→ **YOUR TASK**:
Look over the lines below. Report each one that includes the string "componente".

Data excerpts:

start

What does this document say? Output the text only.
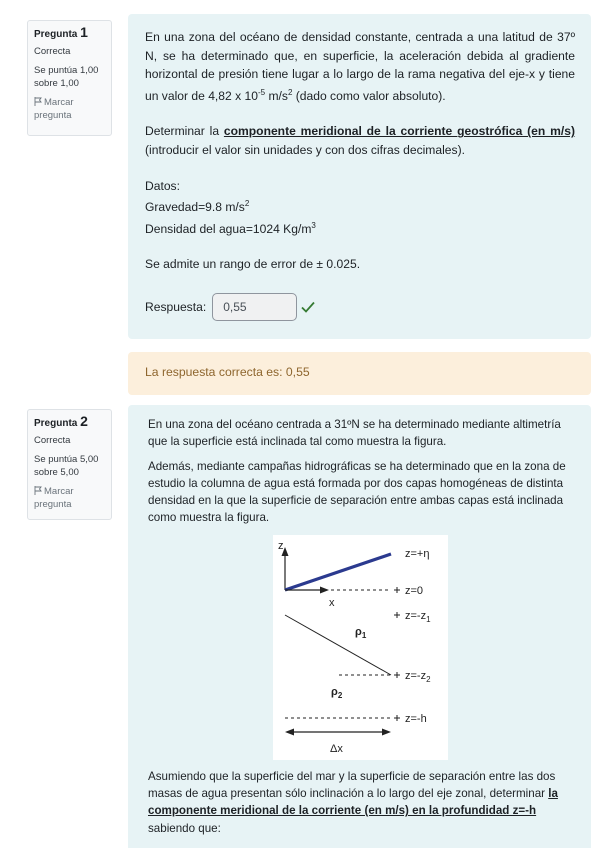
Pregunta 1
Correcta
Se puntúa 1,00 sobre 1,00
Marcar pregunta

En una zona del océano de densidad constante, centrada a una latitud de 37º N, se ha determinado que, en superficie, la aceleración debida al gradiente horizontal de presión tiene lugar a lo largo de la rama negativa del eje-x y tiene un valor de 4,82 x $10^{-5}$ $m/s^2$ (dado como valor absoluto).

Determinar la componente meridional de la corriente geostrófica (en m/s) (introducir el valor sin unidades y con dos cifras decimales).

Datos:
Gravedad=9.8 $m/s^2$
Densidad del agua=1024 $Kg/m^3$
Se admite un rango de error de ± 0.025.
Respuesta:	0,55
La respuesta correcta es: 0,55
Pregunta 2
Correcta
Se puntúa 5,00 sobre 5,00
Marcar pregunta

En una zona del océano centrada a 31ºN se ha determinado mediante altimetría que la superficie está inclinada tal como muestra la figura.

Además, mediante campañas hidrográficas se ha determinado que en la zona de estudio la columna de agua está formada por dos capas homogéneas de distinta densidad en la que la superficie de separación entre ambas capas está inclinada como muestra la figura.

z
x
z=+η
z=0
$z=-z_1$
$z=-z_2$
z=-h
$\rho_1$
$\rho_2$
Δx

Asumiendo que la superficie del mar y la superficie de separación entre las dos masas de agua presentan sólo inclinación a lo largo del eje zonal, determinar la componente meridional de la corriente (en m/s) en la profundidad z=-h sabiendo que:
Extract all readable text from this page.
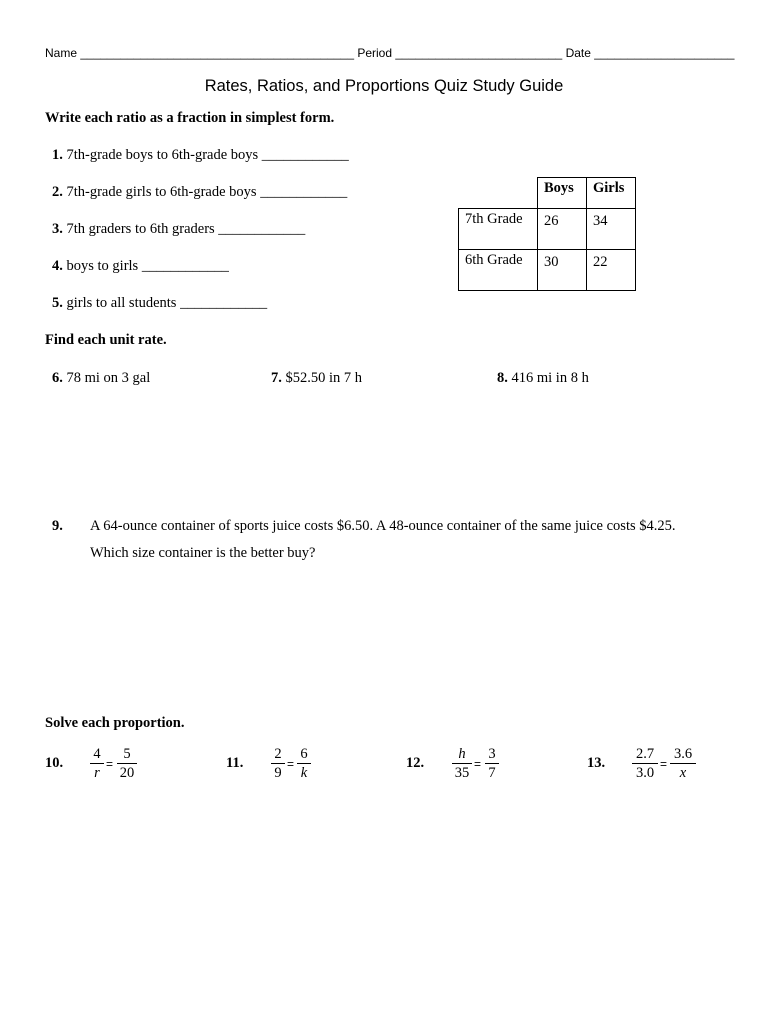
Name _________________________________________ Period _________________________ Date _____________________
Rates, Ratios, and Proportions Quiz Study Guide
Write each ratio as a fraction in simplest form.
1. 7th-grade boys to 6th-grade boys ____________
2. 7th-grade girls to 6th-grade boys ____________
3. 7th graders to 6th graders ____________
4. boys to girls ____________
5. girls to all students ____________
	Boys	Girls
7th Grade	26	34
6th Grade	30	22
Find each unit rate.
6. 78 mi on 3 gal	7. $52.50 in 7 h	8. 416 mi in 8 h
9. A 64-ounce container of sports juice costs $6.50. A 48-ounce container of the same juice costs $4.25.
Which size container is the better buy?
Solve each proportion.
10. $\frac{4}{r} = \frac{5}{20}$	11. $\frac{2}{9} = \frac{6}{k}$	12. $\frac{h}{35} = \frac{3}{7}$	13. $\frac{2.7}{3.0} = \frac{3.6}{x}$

end
start

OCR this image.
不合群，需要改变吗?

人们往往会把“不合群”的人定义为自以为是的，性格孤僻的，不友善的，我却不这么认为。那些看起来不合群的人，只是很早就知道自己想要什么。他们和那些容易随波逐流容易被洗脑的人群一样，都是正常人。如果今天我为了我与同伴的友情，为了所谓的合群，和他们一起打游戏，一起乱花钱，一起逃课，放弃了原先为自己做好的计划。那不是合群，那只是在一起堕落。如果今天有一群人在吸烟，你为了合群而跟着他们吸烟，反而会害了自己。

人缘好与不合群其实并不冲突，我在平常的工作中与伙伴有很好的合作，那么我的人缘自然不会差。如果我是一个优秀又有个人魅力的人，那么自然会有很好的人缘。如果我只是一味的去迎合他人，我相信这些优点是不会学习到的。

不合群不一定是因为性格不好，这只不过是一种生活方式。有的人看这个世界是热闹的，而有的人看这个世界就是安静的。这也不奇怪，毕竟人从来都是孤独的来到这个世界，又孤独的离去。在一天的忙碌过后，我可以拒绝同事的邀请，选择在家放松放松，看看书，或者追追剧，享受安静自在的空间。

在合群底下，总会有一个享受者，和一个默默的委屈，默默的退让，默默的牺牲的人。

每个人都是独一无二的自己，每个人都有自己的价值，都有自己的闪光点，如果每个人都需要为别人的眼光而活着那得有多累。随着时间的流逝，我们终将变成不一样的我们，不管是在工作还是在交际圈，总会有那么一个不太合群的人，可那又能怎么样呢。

end

→ **SOLVED EXERCISE**:
Determinar la componente meridional de la corriente geostrófica (en m/s) (introducir el valor sin unidades y con dos cifras decimales).
Asumiendo que la superficie del mar y la superficie de separación entre las dos masas de agua presentan sólo inclinación a lo largo del eje zonal, determinar la componente meridional de la corriente (en m/s) en la profundidad z=-h sabiendo que:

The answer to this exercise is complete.